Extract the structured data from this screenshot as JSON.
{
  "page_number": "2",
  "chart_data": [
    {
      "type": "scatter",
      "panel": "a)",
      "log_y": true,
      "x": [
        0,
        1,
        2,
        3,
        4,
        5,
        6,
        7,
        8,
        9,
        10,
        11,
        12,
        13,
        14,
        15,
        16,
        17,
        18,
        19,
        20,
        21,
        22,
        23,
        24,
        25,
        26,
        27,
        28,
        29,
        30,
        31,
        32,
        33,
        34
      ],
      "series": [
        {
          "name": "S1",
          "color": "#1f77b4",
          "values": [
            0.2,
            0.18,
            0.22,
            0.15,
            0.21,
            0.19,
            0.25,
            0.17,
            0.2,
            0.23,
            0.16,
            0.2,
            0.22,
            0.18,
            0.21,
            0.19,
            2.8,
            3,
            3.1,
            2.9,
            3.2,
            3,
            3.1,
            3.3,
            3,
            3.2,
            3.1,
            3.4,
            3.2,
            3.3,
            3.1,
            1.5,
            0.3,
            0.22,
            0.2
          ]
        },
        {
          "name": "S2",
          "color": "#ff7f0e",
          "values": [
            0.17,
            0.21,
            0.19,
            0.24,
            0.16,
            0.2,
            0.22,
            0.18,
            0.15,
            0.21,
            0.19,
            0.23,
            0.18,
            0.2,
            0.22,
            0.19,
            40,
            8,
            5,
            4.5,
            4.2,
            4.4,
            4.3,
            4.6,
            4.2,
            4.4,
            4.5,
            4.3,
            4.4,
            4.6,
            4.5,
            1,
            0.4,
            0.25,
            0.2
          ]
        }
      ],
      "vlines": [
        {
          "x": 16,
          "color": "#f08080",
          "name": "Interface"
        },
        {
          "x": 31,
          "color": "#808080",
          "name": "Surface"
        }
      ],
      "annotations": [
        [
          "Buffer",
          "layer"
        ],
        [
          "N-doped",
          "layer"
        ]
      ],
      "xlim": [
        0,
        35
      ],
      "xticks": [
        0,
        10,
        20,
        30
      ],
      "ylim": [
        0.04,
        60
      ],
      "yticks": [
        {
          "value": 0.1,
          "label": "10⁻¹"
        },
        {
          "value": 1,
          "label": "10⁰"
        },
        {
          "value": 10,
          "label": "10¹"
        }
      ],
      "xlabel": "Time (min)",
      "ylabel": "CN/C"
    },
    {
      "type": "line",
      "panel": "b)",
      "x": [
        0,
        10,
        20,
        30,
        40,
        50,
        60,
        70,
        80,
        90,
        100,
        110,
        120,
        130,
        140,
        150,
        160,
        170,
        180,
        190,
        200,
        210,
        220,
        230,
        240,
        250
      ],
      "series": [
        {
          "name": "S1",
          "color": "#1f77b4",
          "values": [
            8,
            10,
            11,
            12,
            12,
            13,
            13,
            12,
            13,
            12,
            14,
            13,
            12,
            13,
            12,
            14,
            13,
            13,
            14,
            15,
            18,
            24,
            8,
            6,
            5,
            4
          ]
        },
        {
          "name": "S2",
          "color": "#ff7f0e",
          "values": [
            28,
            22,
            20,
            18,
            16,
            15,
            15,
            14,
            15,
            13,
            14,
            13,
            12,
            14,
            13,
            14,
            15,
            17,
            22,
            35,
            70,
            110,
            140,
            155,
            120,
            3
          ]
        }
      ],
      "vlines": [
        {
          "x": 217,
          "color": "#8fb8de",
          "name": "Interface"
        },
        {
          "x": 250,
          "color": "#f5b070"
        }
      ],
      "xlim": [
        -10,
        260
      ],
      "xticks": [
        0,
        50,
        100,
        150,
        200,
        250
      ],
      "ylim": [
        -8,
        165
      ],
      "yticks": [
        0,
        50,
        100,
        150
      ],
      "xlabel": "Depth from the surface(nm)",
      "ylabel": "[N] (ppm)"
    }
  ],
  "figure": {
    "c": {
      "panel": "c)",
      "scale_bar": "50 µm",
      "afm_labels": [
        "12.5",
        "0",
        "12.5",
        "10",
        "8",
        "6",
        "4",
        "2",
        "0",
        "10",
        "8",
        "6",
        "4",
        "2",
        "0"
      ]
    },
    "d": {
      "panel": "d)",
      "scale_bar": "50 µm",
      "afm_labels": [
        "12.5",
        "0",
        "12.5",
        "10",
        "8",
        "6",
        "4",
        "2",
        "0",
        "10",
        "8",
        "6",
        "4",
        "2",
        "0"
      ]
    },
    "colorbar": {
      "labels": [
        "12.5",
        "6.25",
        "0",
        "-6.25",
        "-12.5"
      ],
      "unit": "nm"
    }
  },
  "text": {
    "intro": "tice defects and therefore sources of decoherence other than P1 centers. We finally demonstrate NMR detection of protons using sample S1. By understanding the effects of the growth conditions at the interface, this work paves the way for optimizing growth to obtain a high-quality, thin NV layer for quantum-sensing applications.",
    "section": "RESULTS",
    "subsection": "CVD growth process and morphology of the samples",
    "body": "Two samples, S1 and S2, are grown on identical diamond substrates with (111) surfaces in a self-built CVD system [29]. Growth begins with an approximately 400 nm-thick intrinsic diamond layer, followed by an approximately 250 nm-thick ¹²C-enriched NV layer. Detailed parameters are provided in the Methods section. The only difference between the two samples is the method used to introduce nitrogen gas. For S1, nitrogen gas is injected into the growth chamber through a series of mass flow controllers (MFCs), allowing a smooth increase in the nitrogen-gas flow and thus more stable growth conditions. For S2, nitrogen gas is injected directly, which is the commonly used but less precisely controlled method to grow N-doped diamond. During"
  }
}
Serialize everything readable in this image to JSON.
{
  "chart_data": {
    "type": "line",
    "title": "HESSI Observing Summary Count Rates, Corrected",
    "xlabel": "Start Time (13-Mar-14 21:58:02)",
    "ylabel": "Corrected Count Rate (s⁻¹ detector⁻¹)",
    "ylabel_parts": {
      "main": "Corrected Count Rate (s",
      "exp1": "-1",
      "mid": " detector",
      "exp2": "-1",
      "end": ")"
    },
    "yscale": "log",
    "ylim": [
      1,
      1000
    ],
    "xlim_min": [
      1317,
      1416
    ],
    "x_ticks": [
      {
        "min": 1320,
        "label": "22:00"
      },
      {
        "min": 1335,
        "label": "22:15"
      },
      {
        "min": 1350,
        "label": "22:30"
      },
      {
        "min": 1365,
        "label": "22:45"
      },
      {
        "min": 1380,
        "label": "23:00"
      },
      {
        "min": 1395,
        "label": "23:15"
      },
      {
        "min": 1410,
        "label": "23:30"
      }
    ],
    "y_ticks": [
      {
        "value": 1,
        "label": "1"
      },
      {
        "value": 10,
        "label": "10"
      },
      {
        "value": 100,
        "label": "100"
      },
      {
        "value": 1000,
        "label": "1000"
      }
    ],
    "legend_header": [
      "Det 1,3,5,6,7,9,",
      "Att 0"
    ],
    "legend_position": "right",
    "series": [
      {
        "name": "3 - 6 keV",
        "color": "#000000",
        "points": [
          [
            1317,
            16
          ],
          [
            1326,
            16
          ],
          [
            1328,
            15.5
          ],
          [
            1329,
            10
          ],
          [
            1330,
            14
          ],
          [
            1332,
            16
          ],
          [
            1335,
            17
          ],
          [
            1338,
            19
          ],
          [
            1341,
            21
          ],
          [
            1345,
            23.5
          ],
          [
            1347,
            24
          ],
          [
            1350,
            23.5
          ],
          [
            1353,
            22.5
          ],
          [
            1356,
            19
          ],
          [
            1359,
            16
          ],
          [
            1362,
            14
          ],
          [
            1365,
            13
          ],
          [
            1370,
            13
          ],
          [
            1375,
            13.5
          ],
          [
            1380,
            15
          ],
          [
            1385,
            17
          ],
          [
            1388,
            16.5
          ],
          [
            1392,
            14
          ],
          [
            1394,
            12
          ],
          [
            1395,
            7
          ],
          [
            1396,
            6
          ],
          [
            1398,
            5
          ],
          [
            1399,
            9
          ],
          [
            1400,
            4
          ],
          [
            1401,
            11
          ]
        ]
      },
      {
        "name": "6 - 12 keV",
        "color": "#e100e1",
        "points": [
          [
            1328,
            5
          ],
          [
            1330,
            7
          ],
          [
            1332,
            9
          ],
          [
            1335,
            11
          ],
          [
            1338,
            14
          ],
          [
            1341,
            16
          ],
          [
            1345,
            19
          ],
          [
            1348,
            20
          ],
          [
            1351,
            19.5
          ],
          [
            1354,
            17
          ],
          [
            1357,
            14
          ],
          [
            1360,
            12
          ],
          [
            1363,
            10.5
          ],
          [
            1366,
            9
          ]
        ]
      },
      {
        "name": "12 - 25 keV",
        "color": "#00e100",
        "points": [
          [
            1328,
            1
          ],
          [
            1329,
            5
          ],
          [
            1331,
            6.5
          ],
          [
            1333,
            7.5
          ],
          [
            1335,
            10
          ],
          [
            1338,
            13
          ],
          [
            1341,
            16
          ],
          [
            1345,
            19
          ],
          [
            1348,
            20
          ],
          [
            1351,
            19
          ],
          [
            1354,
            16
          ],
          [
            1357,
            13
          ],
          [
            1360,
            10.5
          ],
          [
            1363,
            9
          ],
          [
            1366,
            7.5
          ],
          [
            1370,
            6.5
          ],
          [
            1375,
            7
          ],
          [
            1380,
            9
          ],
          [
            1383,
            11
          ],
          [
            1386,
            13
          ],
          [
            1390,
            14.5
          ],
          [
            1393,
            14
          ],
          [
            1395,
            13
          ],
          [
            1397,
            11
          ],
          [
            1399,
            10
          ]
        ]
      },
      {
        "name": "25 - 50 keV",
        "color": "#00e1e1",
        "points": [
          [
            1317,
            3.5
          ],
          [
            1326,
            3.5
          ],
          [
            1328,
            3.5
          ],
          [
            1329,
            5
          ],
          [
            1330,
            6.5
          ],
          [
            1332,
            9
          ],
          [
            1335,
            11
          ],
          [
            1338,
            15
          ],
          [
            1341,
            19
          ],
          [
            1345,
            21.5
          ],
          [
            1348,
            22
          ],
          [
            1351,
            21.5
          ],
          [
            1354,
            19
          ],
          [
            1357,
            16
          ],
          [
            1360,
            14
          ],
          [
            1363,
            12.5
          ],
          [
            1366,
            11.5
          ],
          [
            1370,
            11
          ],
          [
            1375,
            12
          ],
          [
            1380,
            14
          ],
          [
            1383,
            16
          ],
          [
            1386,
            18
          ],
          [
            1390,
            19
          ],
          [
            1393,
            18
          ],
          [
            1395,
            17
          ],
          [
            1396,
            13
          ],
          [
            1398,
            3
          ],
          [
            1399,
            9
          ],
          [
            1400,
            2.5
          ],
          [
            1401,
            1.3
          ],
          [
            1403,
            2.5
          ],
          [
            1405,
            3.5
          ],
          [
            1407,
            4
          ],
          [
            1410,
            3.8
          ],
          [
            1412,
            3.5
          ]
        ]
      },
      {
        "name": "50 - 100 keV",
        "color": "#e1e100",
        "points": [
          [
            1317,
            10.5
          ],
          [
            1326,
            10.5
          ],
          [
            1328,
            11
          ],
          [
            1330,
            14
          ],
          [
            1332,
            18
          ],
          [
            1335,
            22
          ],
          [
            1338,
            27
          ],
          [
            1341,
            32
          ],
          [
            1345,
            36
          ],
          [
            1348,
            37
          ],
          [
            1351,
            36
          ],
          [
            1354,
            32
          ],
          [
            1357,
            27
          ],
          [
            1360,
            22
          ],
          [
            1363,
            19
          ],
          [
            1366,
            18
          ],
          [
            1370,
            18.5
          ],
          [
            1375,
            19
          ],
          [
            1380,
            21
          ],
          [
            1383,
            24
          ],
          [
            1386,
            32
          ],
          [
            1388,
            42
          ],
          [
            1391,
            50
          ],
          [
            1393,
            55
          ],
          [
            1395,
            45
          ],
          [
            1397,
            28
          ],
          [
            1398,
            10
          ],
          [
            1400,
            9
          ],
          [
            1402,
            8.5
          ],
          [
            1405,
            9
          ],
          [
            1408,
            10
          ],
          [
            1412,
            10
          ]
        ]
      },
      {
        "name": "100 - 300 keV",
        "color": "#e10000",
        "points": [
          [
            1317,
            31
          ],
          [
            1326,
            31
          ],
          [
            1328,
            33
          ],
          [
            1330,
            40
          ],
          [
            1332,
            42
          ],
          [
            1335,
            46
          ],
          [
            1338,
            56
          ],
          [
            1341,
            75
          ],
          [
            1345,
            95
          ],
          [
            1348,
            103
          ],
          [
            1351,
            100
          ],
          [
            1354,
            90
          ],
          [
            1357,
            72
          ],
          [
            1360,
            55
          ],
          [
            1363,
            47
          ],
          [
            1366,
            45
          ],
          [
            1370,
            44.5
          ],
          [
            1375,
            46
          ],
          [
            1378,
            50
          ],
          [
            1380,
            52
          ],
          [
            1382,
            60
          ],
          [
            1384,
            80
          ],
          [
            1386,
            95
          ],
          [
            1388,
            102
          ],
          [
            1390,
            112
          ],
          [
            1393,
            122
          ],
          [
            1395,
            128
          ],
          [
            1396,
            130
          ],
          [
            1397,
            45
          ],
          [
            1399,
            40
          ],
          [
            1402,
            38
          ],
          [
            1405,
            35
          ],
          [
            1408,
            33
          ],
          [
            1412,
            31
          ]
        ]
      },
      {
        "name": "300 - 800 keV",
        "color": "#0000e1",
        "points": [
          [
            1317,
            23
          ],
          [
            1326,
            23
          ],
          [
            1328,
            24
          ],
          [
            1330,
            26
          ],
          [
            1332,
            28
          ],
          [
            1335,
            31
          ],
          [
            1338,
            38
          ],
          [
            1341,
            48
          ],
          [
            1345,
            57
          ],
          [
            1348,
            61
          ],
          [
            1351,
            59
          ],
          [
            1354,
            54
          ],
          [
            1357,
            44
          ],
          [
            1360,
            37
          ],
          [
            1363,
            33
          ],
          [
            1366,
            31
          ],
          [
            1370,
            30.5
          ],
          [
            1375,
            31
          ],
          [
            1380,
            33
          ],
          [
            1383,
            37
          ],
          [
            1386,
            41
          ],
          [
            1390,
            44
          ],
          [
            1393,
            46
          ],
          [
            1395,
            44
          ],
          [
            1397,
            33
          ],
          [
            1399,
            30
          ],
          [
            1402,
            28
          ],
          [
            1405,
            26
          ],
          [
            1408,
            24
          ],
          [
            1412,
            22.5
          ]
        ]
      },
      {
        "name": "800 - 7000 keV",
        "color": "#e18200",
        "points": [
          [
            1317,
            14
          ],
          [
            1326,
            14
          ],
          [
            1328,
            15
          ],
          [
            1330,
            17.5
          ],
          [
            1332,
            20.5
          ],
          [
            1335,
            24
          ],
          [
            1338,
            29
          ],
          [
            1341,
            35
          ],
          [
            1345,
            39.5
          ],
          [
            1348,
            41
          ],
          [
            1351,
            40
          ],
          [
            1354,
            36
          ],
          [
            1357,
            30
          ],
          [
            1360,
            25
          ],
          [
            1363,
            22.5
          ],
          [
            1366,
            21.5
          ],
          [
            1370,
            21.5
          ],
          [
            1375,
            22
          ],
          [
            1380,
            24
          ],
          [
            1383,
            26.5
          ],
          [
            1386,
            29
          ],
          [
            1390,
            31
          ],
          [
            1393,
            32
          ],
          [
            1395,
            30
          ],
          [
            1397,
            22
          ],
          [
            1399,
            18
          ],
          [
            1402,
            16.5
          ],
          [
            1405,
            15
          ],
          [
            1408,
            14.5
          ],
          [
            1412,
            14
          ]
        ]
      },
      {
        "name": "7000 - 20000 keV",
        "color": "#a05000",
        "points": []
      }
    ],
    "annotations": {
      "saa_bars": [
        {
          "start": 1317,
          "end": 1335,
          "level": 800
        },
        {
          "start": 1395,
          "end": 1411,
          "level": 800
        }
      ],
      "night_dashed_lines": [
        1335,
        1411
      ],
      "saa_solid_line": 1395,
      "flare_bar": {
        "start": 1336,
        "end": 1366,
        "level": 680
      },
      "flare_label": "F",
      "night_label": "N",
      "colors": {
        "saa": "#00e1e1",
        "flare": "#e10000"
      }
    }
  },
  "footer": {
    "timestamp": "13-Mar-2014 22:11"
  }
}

----

▸ What you have to do
Please list every line of the records that contains "growth".

▸ Result of this exercise
    "intro": "tice defects and therefore sources of decoherence other than P1 centers. We finally demonstrate NMR detection of protons using sample S1. By understanding the effects of the growth conditions at the interface, this work paves the way for optimizing growth to obtain a high-quality, thin NV layer for quantum-sensing applications.",
    "subsection": "CVD growth process and morphology of the samples",
    "body": "Two samples, S1 and S2, are grown on identical diamond substrates with (111) surfaces in a self-built CVD system [29]. Growth begins with an approximately 400 nm-thick intrinsic diamond layer, followed by an approximately 250 nm-thick ¹²C-enriched NV layer. Detailed parameters are provided in the Methods section. The only difference between the two samples is the method used to introduce nitrogen gas. For S1, nitrogen gas is injected into the growth chamber through a series of mass flow controllers (MFCs), allowing a smooth increase in the nitrogen-gas flow and thus more stable growth conditions. For S2, nitrogen gas is injected directly, which is the commonly used but less precisely controlled method to grow N-doped diamond. During"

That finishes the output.